** begin SUPPLIED TEXT **

Set hasPrefix to indicate whether the new inner tuple should have a prefix, and if so set prefixDatum to the prefix value. Set nNodes to indicate the number of nodes that the new inner tuple will contain, and set nodeLabels to an array of their label values, or to NULL if node labels are not required. Set mapTuplesToNodes to an array that gives the index (from zero) of the node that each leaf tuple should be assigned to. Set leafTupleDatums to an array of the values to be stored in the new leaf tuples (these will be the same as the input datums if the operator class does not modify datums from one level to the next). Note that the picksplit function is responsible for palloc'ing the nodeLabels,mapTuplesToNodes and leafTupleDatums arrays.

If more than one leaf tuple is supplied, it is expected that the picksplit function will classify them into more than one node; otherwise it is not possible to split the leaf tuples across multiple pages, which is the ultimate purpose of this operation. Therefore, if the picksplit function ends up placing all the leaf tuples in the same node, the core SP-GiST code will override that decision and generate an inner tuple in which the leaf tuples are assigned at random to several identically-labeled nodes. Such a tuple is marked allTheSame to signify that this has happened. The choose and inner_consistent functions must take suitable care with such inner tuples. See Section 63.4.3 for more information.

picksplit can be applied to a single leaf tuple only in the case that the config function set longValuesOK to true and a larger-than-a-page input value has been supplied. In this case the point of the operation is to strip off a prefix and produce a new, shorter leaf datum value. The call will be repeated until a leaf datum short enough to fit on a page has been produced. See Section 63.4.1 for more information.inner_consistent

Returns set of nodes (branches) to follow during tree search.

The SQL declaration of the function must look like this:

CREATE FUNCTION my_inner_consistent(internal, internal) RETURNS void ...

The first argument is a pointer to a spgInnerConsistentIn C struct, containing input data for the function. The second argument is a pointer to a spgInnerConsistentOut C struct, which the function must fill with result data.

** end SUPPLIED TEXT **

• _WHAT THIS TASK INVOLVES_
Copy, word for word, the portion of the SP-GiST picksplit text that begins with the words containing "CREATE FUNCTION my_inner_consistent(internal, internal)" and ends with "with result data.".

** begin INFORMATION GIVEN **

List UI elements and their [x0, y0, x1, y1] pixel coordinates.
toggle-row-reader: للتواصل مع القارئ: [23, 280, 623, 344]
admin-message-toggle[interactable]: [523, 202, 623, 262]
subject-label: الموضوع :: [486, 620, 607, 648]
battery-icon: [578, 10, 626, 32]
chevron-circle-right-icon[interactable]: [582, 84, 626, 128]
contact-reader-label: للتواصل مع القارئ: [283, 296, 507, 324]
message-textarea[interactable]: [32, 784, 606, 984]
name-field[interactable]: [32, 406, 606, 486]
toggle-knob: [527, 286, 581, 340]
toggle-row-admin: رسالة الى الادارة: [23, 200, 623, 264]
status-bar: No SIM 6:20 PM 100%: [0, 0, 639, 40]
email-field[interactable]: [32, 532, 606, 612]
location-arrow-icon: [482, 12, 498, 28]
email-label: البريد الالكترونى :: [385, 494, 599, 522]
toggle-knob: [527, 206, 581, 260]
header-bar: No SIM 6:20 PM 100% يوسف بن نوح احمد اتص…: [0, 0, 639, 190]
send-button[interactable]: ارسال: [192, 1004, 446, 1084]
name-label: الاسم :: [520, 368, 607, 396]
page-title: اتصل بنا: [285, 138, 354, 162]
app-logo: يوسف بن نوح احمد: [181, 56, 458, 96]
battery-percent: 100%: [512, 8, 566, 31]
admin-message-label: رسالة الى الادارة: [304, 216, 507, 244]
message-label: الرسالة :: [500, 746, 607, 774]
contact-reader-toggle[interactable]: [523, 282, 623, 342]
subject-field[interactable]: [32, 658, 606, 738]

** end INFORMATION GIVEN **

• _WRITTEN REPLY_
CREATE FUNCTION my_inner_consistent(internal, internal) RETURNS void ...

The first argument is a pointer to a spgInnerConsistentIn C struct, containing input data for the function. The second argument is a pointer to a spgInnerConsistentOut C struct, which the function must fill with result data.